[Work instructions]:
Report back each line of the records that contains the string "xlabel".

[Entries taken from a collection]:
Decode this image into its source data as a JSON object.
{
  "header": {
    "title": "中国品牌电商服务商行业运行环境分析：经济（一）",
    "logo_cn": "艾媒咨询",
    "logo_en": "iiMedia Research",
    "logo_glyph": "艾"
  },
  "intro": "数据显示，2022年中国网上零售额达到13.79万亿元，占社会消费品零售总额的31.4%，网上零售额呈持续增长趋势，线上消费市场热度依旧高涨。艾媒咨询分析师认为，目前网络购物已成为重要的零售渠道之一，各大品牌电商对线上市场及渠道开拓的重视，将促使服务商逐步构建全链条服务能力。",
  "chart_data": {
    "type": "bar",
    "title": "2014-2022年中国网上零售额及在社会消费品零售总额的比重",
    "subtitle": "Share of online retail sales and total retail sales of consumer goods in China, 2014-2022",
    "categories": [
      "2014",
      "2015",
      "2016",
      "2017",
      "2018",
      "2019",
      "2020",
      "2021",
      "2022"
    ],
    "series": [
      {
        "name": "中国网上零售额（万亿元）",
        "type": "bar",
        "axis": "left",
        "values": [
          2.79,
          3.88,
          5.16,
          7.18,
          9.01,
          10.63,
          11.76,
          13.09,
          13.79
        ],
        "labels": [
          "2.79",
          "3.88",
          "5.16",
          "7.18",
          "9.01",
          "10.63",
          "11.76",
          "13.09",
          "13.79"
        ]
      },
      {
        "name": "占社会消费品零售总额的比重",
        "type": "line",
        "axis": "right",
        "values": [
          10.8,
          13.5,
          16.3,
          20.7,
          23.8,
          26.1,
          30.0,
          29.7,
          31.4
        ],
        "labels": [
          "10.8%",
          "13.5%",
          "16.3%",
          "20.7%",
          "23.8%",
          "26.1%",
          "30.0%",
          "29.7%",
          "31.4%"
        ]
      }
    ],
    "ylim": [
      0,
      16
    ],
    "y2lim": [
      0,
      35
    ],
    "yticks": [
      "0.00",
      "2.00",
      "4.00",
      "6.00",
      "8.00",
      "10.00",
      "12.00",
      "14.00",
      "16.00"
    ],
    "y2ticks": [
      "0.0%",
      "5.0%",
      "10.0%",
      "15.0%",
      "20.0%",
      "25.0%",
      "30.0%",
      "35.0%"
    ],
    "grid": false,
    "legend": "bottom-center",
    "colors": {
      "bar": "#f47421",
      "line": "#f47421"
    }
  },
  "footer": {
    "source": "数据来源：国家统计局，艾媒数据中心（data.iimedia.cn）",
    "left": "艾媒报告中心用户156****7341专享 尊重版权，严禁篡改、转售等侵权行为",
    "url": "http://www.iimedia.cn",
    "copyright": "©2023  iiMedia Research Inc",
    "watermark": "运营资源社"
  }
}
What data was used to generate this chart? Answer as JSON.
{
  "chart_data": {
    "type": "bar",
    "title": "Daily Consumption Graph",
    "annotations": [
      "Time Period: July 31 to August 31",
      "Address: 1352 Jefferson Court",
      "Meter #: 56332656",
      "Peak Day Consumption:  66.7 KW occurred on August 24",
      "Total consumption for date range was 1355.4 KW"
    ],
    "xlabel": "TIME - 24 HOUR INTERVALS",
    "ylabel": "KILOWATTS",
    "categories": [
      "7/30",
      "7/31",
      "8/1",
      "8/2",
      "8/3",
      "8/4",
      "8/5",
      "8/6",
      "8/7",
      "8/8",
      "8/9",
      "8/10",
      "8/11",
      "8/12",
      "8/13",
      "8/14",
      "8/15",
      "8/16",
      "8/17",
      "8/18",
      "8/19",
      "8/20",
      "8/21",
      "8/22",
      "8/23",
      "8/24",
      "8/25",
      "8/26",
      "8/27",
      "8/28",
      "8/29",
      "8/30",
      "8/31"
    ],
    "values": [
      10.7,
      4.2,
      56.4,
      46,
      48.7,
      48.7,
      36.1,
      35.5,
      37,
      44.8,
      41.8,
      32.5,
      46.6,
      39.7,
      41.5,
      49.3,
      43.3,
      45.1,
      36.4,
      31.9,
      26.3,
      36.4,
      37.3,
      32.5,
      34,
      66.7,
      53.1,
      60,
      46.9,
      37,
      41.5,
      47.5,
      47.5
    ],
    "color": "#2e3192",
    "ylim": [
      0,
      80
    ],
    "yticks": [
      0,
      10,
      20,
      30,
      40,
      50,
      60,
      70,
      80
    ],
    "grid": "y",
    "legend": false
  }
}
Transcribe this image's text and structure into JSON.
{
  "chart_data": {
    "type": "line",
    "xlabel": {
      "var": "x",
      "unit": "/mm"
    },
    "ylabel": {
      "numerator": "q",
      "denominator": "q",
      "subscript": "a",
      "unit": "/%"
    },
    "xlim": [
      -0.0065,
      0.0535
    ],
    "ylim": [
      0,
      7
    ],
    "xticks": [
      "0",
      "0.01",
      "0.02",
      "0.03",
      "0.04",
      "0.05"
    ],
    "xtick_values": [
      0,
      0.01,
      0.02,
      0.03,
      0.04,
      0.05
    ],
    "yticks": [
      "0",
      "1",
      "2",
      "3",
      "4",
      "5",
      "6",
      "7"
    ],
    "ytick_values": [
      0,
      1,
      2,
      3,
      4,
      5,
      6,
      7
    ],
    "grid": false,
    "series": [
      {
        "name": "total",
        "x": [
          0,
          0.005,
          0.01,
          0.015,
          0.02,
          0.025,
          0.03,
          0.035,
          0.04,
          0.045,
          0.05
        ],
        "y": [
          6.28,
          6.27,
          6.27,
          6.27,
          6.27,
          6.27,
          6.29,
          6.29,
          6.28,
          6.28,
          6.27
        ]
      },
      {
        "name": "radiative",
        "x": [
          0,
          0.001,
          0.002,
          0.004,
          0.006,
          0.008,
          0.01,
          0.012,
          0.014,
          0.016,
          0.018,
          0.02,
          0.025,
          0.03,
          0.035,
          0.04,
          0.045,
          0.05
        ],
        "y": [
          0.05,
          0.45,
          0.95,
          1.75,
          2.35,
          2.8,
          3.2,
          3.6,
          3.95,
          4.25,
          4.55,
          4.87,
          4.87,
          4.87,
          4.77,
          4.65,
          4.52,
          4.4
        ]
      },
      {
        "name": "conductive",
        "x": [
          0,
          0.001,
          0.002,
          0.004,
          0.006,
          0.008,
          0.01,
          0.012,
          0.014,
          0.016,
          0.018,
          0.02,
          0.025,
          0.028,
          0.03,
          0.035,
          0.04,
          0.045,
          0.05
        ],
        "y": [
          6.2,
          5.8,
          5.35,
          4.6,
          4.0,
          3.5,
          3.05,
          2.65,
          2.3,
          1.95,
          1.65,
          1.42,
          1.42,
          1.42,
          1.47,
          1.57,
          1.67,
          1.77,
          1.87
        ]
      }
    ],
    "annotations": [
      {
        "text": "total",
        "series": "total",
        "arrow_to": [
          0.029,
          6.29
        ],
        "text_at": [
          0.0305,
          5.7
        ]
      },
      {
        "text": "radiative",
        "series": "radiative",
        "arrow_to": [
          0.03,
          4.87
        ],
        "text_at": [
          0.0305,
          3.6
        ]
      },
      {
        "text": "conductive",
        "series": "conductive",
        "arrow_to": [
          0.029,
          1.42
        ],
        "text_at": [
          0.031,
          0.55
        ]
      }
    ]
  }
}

[Answer]:
    "xlabel": "TIME - 24 HOUR INTERVALS",
    "xlabel": {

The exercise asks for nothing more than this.